Exercise data:
(begin)

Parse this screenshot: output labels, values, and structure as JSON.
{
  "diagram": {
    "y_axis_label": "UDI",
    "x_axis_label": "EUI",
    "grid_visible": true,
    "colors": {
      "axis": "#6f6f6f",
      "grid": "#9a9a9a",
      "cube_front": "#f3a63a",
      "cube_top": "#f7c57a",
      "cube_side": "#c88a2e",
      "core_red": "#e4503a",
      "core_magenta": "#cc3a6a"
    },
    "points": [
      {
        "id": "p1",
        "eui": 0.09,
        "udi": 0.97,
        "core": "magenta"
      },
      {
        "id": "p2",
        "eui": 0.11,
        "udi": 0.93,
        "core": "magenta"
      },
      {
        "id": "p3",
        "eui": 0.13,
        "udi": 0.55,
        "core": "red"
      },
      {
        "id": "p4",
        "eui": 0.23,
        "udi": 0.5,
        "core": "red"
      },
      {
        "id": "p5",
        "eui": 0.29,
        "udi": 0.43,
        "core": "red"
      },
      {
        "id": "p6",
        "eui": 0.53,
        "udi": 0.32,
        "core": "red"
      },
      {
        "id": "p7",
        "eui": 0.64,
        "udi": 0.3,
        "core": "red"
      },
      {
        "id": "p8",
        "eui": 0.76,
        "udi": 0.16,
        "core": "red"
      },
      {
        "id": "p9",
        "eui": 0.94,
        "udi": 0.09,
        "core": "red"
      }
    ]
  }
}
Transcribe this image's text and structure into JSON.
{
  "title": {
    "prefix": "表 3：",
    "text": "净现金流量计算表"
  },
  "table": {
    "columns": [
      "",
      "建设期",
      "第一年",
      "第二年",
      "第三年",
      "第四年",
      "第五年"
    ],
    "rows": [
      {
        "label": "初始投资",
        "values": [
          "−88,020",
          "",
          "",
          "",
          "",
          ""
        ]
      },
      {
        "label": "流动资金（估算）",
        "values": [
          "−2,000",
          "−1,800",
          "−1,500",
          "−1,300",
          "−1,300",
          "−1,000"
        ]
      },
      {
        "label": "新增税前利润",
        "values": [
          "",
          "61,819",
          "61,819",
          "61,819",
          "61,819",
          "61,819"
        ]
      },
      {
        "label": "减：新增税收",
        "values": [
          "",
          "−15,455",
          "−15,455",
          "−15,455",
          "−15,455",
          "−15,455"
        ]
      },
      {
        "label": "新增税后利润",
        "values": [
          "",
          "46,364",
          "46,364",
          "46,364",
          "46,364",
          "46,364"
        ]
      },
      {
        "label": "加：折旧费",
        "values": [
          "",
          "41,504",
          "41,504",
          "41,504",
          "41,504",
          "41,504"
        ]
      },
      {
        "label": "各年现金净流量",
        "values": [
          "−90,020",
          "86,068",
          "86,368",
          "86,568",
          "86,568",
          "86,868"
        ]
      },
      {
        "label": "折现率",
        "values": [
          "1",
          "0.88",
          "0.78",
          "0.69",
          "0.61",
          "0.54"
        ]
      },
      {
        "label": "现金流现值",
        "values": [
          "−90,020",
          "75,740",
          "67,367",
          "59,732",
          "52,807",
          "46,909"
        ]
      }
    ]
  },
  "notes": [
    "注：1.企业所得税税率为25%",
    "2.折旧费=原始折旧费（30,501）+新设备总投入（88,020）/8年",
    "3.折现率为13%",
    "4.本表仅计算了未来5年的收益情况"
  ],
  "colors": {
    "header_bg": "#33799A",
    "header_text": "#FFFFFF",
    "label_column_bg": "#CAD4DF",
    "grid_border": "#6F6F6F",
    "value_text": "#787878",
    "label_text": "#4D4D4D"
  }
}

(end)

Your objective: All of the entries must be quoted exactly; please include each one.

Solved exercise:
Parse this screenshot: output labels, values, and structure as JSON.
{
  "diagram": {
    "y_axis_label": "UDI",
    "x_axis_label": "EUI",
    "grid_visible": true,
    "colors": {
      "axis": "#6f6f6f",
      "grid": "#9a9a9a",
      "cube_front": "#f3a63a",
      "cube_top": "#f7c57a",
      "cube_side": "#c88a2e",
      "core_red": "#e4503a",
      "core_magenta": "#cc3a6a"
    },
    "points": [
      {
        "id": "p1",
        "eui": 0.09,
        "udi": 0.97,
        "core": "magenta"
      },
      {
        "id": "p2",
        "eui": 0.11,
        "udi": 0.93,
        "core": "magenta"
      },
      {
        "id": "p3",
        "eui": 0.13,
        "udi": 0.55,
        "core": "red"
      },
      {
        "id": "p4",
        "eui": 0.23,
        "udi": 0.5,
        "core": "red"
      },
      {
        "id": "p5",
        "eui": 0.29,
        "udi": 0.43,
        "core": "red"
      },
      {
        "id": "p6",
        "eui": 0.53,
        "udi": 0.32,
        "core": "red"
      },
      {
        "id": "p7",
        "eui": 0.64,
        "udi": 0.3,
        "core": "red"
      },
      {
        "id": "p8",
        "eui": 0.76,
        "udi": 0.16,
        "core": "red"
      },
      {
        "id": "p9",
        "eui": 0.94,
        "udi": 0.09,
        "core": "red"
      }
    ]
  }
}
Transcribe this image's text and structure into JSON.
{
  "title": {
    "prefix": "表 3：",
    "text": "净现金流量计算表"
  },
  "table": {
    "columns": [
      "",
      "建设期",
      "第一年",
      "第二年",
      "第三年",
      "第四年",
      "第五年"
    ],
    "rows": [
      {
        "label": "初始投资",
        "values": [
          "−88,020",
          "",
          "",
          "",
          "",
          ""
        ]
      },
      {
        "label": "流动资金（估算）",
        "values": [
          "−2,000",
          "−1,800",
          "−1,500",
          "−1,300",
          "−1,300",
          "−1,000"
        ]
      },
      {
        "label": "新增税前利润",
        "values": [
          "",
          "61,819",
          "61,819",
          "61,819",
          "61,819",
          "61,819"
        ]
      },
      {
        "label": "减：新增税收",
        "values": [
          "",
          "−15,455",
          "−15,455",
          "−15,455",
          "−15,455",
          "−15,455"
        ]
      },
      {
        "label": "新增税后利润",
        "values": [
          "",
          "46,364",
          "46,364",
          "46,364",
          "46,364",
          "46,364"
        ]
      },
      {
        "label": "加：折旧费",
        "values": [
          "",
          "41,504",
          "41,504",
          "41,504",
          "41,504",
          "41,504"
        ]
      },
      {
        "label": "各年现金净流量",
        "values": [
          "−90,020",
          "86,068",
          "86,368",
          "86,568",
          "86,568",
          "86,868"
        ]
      },
      {
        "label": "折现率",
        "values": [
          "1",
          "0.88",
          "0.78",
          "0.69",
          "0.61",
          "0.54"
        ]
      },
      {
        "label": "现金流现值",
        "values": [
          "−90,020",
          "75,740",
          "67,367",
          "59,732",
          "52,807",
          "46,909"
        ]
      }
    ]
  },
  "notes": [
    "注：1.企业所得税税率为25%",
    "2.折旧费=原始折旧费（30,501）+新设备总投入（88,020）/8年",
    "3.折现率为13%",
    "4.本表仅计算了未来5年的收益情况"
  ],
  "colors": {
    "header_bg": "#33799A",
    "header_text": "#FFFFFF",
    "label_column_bg": "#CAD4DF",
    "grid_border": "#6F6F6F",
    "value_text": "#787878",
    "label_text": "#4D4D4D"
  }
}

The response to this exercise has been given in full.